#### Material for the task
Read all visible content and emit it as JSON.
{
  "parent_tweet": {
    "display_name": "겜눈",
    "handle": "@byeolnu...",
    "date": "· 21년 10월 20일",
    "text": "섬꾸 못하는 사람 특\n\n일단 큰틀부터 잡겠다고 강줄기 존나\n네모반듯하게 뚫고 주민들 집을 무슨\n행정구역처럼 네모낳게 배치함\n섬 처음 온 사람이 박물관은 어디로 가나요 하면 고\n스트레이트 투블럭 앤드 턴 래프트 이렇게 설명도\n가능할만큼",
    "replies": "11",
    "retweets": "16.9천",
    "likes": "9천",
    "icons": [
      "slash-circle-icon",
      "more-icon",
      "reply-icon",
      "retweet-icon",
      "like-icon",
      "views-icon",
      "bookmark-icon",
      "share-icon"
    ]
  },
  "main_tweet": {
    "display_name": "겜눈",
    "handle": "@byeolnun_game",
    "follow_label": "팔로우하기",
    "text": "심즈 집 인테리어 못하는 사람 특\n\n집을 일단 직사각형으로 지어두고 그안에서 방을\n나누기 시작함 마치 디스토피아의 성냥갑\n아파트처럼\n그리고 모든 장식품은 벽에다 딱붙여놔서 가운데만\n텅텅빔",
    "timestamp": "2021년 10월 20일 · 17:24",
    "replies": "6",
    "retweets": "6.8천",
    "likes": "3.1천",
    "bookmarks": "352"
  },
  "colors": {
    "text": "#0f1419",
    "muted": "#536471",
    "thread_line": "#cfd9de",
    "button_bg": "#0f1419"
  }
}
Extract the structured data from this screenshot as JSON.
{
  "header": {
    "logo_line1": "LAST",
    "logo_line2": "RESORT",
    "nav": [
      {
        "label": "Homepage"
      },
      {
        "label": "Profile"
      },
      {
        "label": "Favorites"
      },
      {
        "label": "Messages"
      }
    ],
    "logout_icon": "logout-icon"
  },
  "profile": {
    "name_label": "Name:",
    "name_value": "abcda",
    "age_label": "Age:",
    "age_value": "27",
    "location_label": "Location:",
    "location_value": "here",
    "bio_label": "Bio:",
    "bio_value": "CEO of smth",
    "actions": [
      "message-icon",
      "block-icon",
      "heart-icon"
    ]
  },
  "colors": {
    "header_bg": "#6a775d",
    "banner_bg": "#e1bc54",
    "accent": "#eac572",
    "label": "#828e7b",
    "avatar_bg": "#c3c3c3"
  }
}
########
Only the lines from the one that contains "Extract the structured" to the end of the entries above should be given again, exactly and in full.

Final result
Extract the structured data from this screenshot as JSON.
{
  "header": {
    "logo_line1": "LAST",
    "logo_line2": "RESORT",
    "nav": [
      {
        "label": "Homepage"
      },
      {
        "label": "Profile"
      },
      {
        "label": "Favorites"
      },
      {
        "label": "Messages"
      }
    ],
    "logout_icon": "logout-icon"
  },
  "profile": {
    "name_label": "Name:",
    "name_value": "abcda",
    "age_label": "Age:",
    "age_value": "27",
    "location_label": "Location:",
    "location_value": "here",
    "bio_label": "Bio:",
    "bio_value": "CEO of smth",
    "actions": [
      "message-icon",
      "block-icon",
      "heart-icon"
    ]
  },
  "colors": {
    "header_bg": "#6a775d",
    "banner_bg": "#e1bc54",
    "accent": "#eac572",
    "label": "#828e7b",
    "avatar_bg": "#c3c3c3"
  }
}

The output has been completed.